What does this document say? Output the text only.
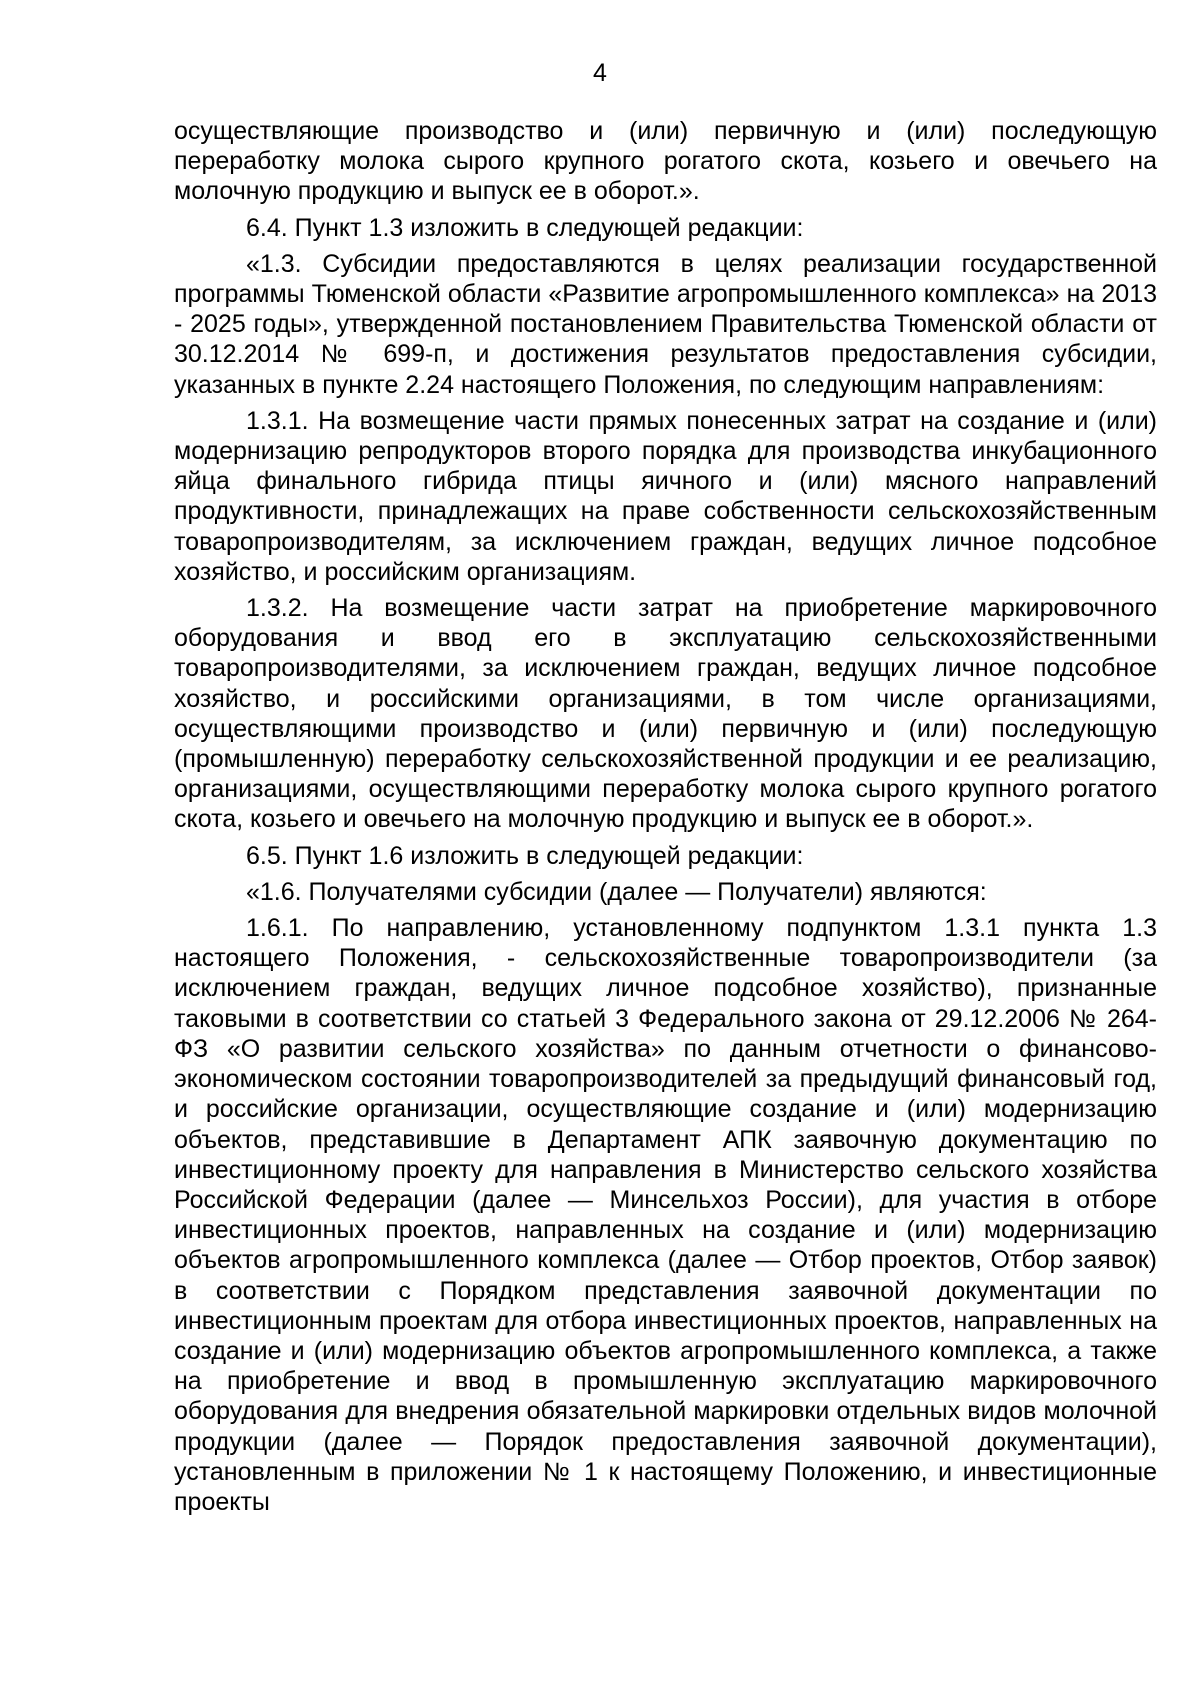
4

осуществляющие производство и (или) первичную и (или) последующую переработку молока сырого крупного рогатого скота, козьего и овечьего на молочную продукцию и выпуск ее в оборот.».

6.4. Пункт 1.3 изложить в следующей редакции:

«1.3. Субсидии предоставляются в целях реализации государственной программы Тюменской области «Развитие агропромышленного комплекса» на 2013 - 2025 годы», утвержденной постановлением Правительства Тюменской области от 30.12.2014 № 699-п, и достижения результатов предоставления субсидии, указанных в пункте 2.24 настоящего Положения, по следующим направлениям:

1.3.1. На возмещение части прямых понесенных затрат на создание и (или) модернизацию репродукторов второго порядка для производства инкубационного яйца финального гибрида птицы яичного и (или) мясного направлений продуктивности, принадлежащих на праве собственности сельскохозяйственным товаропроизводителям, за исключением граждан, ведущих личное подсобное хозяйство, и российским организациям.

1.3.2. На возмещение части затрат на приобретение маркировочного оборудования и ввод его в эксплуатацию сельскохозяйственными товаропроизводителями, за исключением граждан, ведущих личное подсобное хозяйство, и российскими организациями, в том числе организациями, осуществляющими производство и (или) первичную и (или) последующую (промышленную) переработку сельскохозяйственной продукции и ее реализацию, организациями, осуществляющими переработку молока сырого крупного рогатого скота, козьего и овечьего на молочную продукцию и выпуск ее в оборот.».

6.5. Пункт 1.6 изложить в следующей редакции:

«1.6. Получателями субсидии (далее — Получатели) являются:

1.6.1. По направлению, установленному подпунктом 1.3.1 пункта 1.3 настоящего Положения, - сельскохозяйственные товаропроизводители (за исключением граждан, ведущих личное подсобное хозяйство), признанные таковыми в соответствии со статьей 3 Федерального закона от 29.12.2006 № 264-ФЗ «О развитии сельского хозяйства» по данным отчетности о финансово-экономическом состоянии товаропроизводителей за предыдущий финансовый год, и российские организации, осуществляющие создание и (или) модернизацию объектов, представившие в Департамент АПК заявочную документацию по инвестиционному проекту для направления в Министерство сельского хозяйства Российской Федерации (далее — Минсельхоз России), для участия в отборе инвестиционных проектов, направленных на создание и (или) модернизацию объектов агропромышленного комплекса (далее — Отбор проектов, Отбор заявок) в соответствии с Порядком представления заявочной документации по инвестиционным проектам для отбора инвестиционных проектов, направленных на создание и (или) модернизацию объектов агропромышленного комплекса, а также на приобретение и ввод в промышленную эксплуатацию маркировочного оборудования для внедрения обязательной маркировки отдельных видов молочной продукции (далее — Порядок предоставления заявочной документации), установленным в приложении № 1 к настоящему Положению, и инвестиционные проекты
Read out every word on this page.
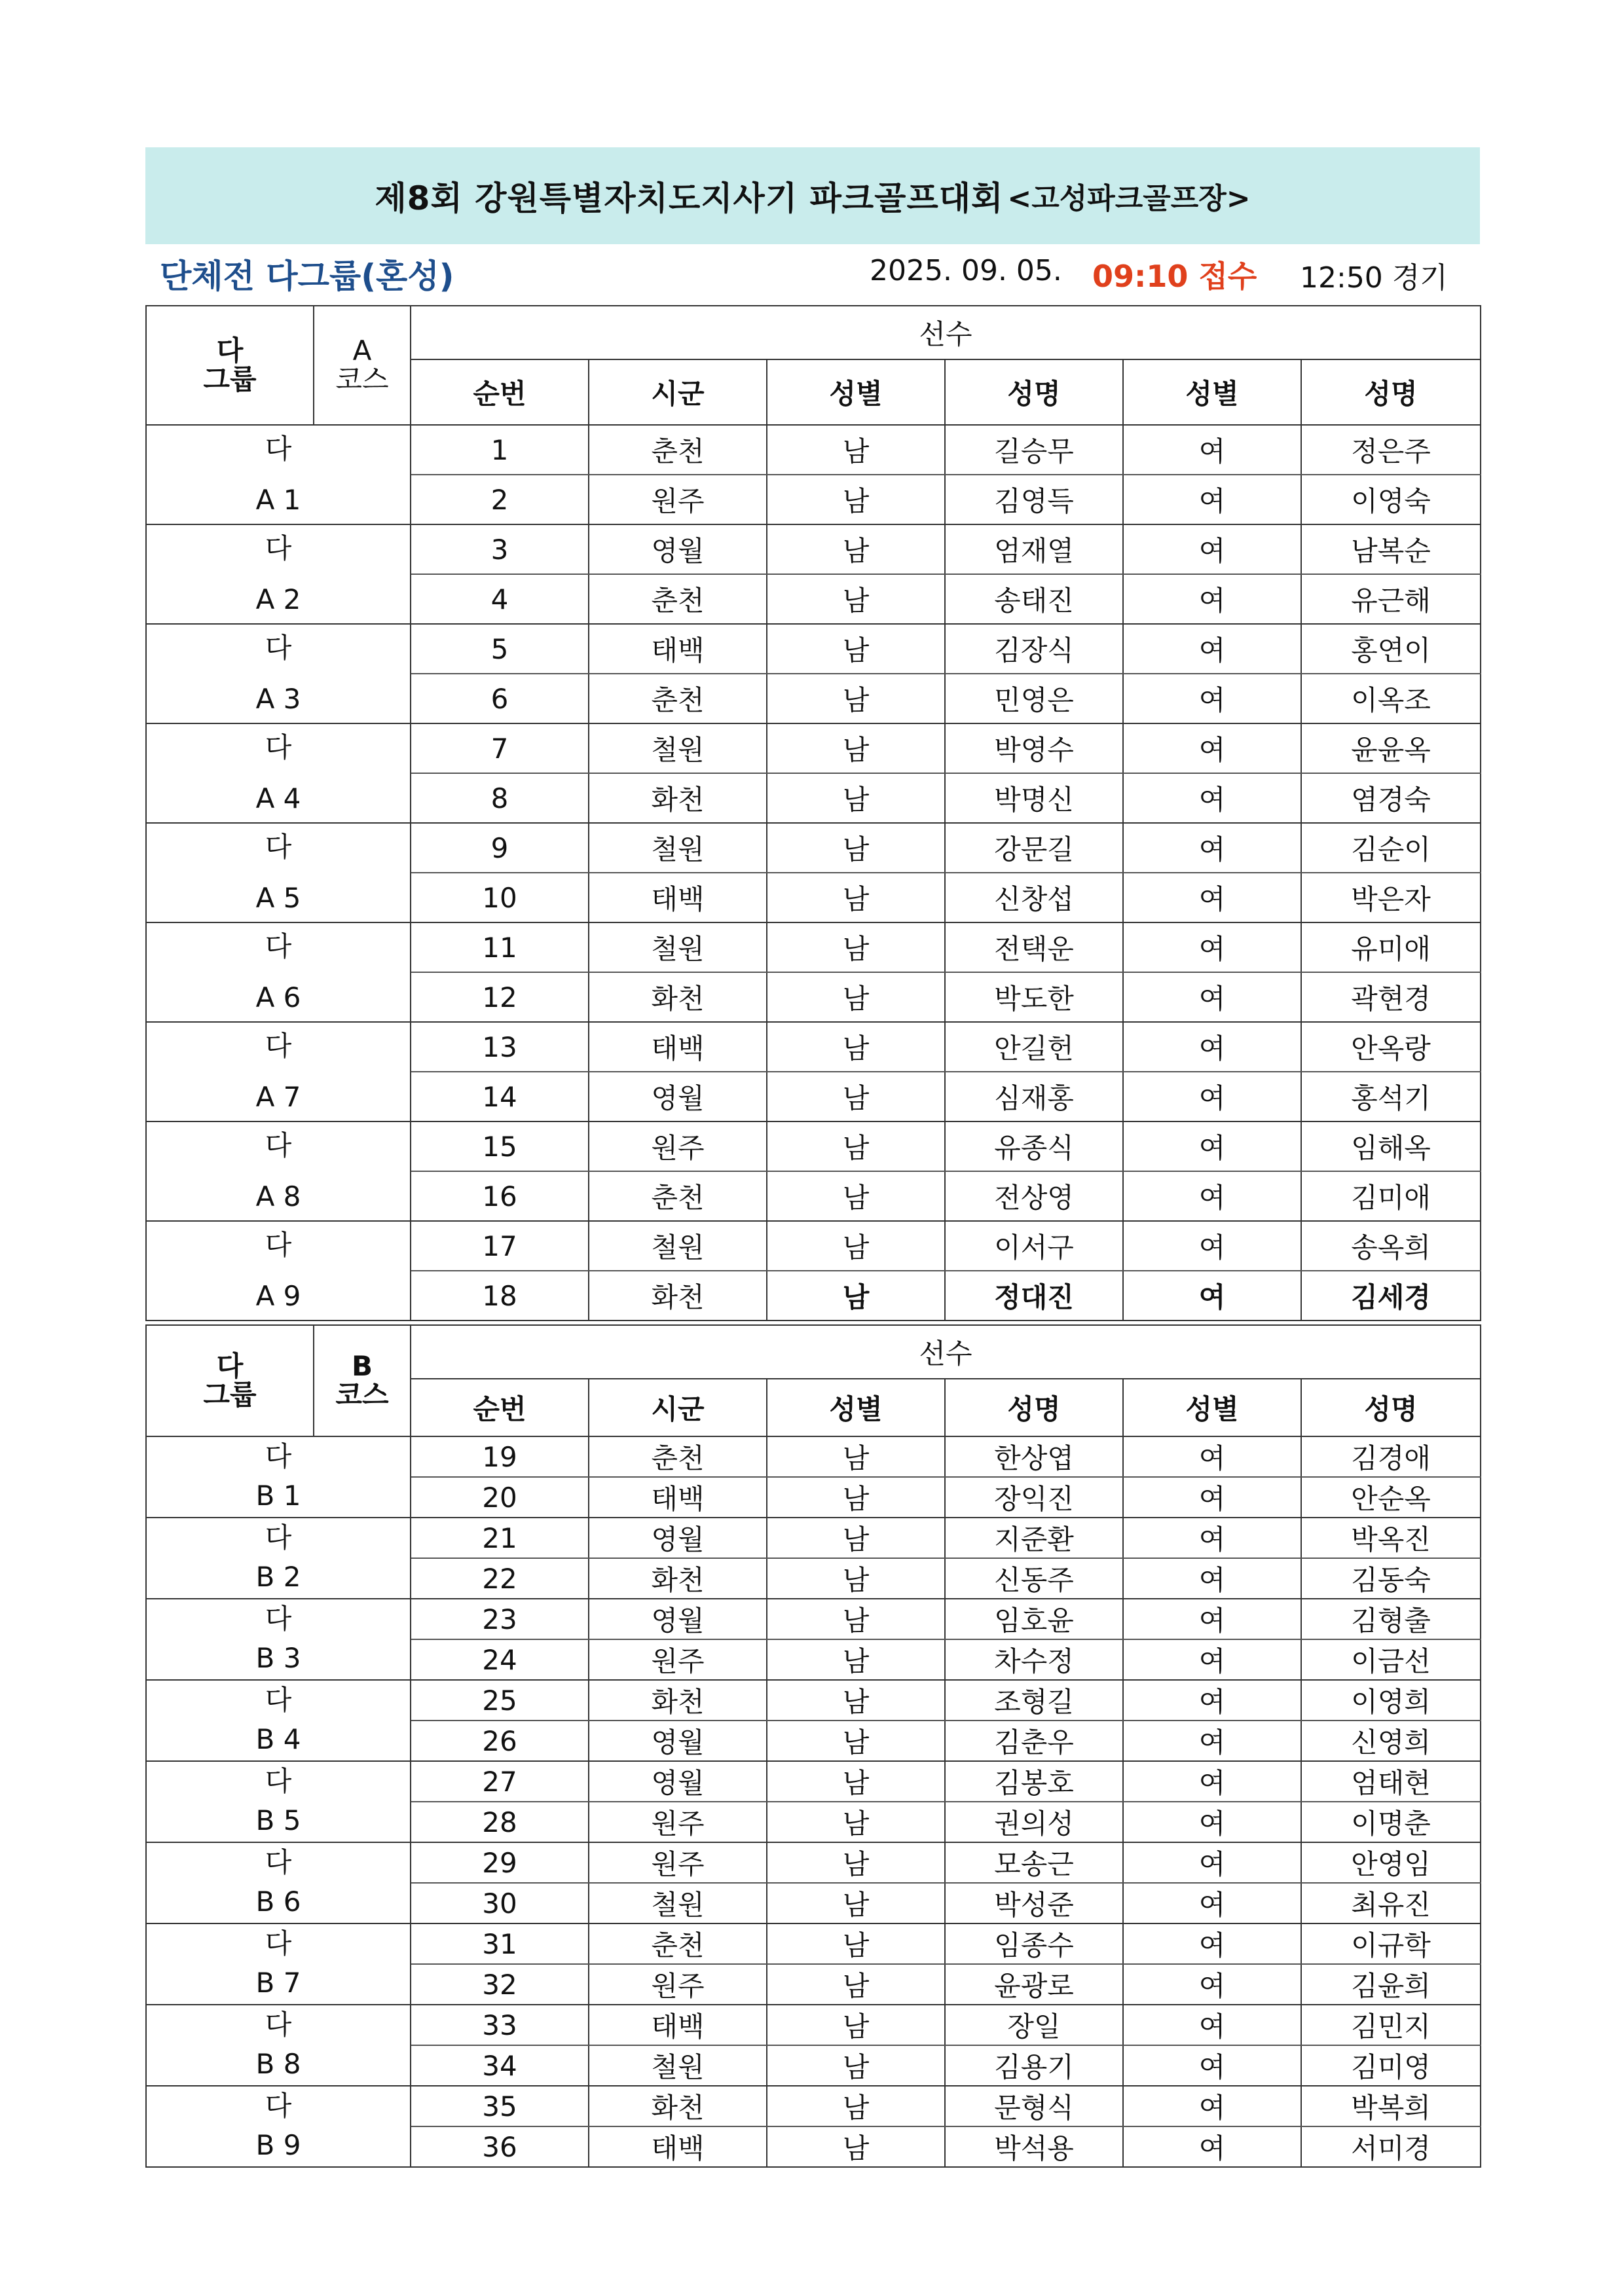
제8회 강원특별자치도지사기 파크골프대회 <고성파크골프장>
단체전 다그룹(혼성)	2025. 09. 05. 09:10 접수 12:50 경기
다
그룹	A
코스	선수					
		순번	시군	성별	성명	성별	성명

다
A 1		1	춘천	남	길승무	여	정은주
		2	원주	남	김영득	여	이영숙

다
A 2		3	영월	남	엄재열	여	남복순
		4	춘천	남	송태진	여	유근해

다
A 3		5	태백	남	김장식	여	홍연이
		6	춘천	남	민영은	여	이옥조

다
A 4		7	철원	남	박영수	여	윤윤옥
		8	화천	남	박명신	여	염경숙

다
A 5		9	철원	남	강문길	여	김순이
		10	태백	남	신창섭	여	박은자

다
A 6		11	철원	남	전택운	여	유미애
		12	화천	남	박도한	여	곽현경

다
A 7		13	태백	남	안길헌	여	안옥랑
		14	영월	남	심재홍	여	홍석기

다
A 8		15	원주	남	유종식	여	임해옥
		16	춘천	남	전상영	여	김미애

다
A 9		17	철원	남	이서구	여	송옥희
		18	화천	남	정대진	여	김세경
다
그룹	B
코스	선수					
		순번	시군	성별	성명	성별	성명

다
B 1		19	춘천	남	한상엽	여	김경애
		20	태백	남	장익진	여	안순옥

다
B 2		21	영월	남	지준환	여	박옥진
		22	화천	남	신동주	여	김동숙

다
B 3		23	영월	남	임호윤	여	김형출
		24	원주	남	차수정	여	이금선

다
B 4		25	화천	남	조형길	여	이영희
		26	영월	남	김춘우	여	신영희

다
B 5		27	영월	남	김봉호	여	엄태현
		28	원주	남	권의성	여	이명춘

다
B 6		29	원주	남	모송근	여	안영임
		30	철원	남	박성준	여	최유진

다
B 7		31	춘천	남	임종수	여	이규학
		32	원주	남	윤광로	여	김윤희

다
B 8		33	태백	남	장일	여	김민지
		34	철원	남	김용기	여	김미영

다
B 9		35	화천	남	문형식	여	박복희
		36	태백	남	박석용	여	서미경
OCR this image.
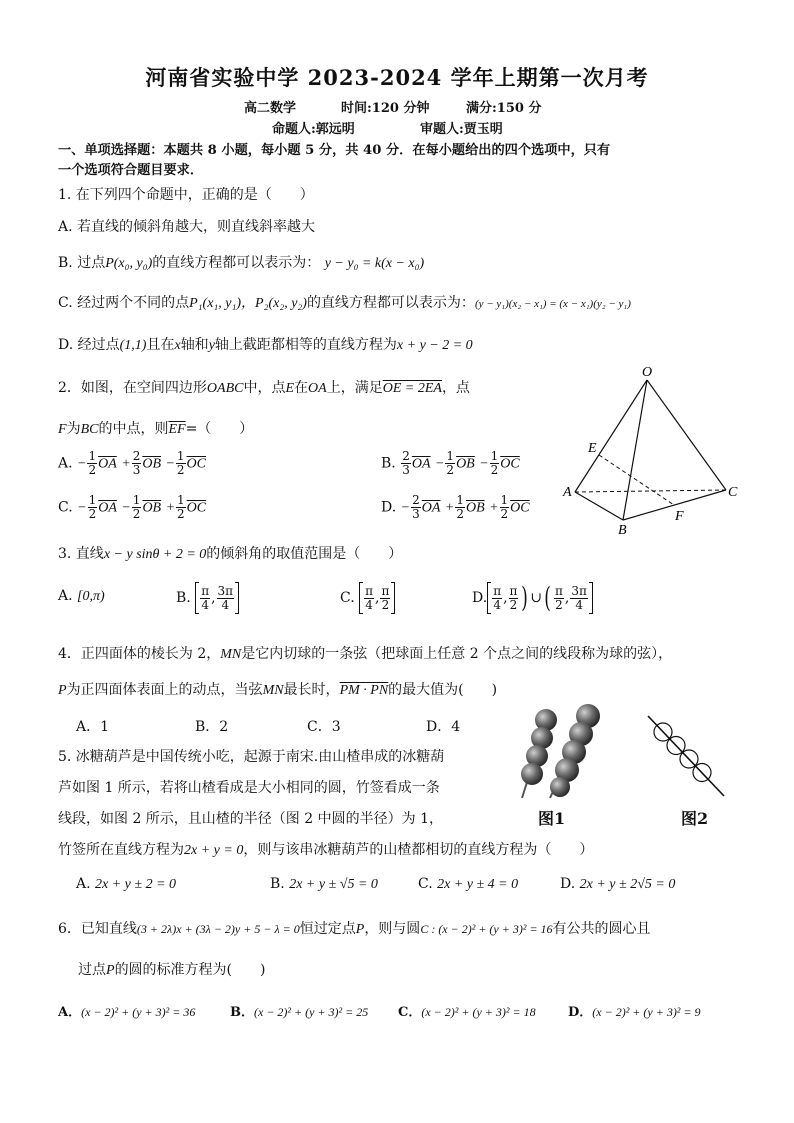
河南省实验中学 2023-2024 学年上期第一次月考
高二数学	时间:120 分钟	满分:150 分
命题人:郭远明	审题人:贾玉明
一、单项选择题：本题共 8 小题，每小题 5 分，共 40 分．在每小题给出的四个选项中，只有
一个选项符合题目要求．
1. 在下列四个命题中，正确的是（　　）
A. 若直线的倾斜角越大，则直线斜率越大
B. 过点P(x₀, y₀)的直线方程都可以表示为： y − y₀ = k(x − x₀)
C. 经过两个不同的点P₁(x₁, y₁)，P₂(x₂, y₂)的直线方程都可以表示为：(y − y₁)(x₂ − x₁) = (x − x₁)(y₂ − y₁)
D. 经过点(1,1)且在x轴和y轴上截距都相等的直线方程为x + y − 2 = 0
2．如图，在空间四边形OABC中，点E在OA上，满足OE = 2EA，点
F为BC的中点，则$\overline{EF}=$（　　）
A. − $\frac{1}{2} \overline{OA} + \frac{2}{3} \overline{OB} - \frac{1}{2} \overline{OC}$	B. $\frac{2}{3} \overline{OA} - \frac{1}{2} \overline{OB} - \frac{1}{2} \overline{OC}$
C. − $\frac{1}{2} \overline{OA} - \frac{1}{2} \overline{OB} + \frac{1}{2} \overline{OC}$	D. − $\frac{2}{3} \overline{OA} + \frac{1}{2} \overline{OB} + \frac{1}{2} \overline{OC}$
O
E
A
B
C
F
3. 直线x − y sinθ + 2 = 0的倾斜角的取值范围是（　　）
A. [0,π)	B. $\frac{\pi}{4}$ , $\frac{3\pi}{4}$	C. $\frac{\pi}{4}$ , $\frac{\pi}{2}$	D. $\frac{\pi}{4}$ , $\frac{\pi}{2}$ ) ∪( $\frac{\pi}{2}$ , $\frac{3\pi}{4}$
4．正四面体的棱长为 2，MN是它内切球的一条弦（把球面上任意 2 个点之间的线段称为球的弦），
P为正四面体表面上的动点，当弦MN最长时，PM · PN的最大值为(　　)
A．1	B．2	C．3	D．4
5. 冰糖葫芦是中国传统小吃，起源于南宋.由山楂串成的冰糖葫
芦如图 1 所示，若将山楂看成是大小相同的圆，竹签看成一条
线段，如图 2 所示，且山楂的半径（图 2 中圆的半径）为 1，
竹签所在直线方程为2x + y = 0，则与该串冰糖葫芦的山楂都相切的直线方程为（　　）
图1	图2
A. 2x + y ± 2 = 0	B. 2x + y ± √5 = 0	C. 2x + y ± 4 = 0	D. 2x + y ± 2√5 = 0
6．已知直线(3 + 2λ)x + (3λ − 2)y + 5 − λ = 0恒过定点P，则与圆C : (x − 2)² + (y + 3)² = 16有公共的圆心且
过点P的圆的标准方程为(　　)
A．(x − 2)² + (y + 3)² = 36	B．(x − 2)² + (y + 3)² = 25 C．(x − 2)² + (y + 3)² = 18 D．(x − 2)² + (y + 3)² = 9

————

- _GOAL_: Find the line containing "OCR this image." in the listing above. Restate it and every line after it, word for word, through the final line, leaving out the pictures.

- _TASK RESPONSE_:
OCR this image.
河南省实验中学 2023-2024 学年上期第一次月考
高二数学	时间:120 分钟	满分:150 分
命题人:郭远明	审题人:贾玉明
一、单项选择题：本题共 8 小题，每小题 5 分，共 40 分．在每小题给出的四个选项中，只有
一个选项符合题目要求．
1. 在下列四个命题中，正确的是（　　）
A. 若直线的倾斜角越大，则直线斜率越大
B. 过点P(x₀, y₀)的直线方程都可以表示为： y − y₀ = k(x − x₀)
C. 经过两个不同的点P₁(x₁, y₁)，P₂(x₂, y₂)的直线方程都可以表示为：(y − y₁)(x₂ − x₁) = (x − x₁)(y₂ − y₁)
D. 经过点(1,1)且在x轴和y轴上截距都相等的直线方程为x + y − 2 = 0
2．如图，在空间四边形OABC中，点E在OA上，满足OE = 2EA，点
F为BC的中点，则$\overline{EF}=$（　　）
A. − $\frac{1}{2} \overline{OA} + \frac{2}{3} \overline{OB} - \frac{1}{2} \overline{OC}$	B. $\frac{2}{3} \overline{OA} - \frac{1}{2} \overline{OB} - \frac{1}{2} \overline{OC}$
C. − $\frac{1}{2} \overline{OA} - \frac{1}{2} \overline{OB} + \frac{1}{2} \overline{OC}$	D. − $\frac{2}{3} \overline{OA} + \frac{1}{2} \overline{OB} + \frac{1}{2} \overline{OC}$
O
E
A
B
C
F
3. 直线x − y sinθ + 2 = 0的倾斜角的取值范围是（　　）
A. [0,π)	B. $\frac{\pi}{4}$ , $\frac{3\pi}{4}$	C. $\frac{\pi}{4}$ , $\frac{\pi}{2}$	D. $\frac{\pi}{4}$ , $\frac{\pi}{2}$ ) ∪( $\frac{\pi}{2}$ , $\frac{3\pi}{4}$
4．正四面体的棱长为 2，MN是它内切球的一条弦（把球面上任意 2 个点之间的线段称为球的弦），
P为正四面体表面上的动点，当弦MN最长时，PM · PN的最大值为(　　)
A．1	B．2	C．3	D．4
5. 冰糖葫芦是中国传统小吃，起源于南宋.由山楂串成的冰糖葫
芦如图 1 所示，若将山楂看成是大小相同的圆，竹签看成一条
线段，如图 2 所示，且山楂的半径（图 2 中圆的半径）为 1，
竹签所在直线方程为2x + y = 0，则与该串冰糖葫芦的山楂都相切的直线方程为（　　）
图1	图2
A. 2x + y ± 2 = 0	B. 2x + y ± √5 = 0	C. 2x + y ± 4 = 0	D. 2x + y ± 2√5 = 0
6．已知直线(3 + 2λ)x + (3λ − 2)y + 5 − λ = 0恒过定点P，则与圆C : (x − 2)² + (y + 3)² = 16有公共的圆心且
过点P的圆的标准方程为(　　)
A．(x − 2)² + (y + 3)² = 36	B．(x − 2)² + (y + 3)² = 25 C．(x − 2)² + (y + 3)² = 18 D．(x − 2)² + (y + 3)² = 9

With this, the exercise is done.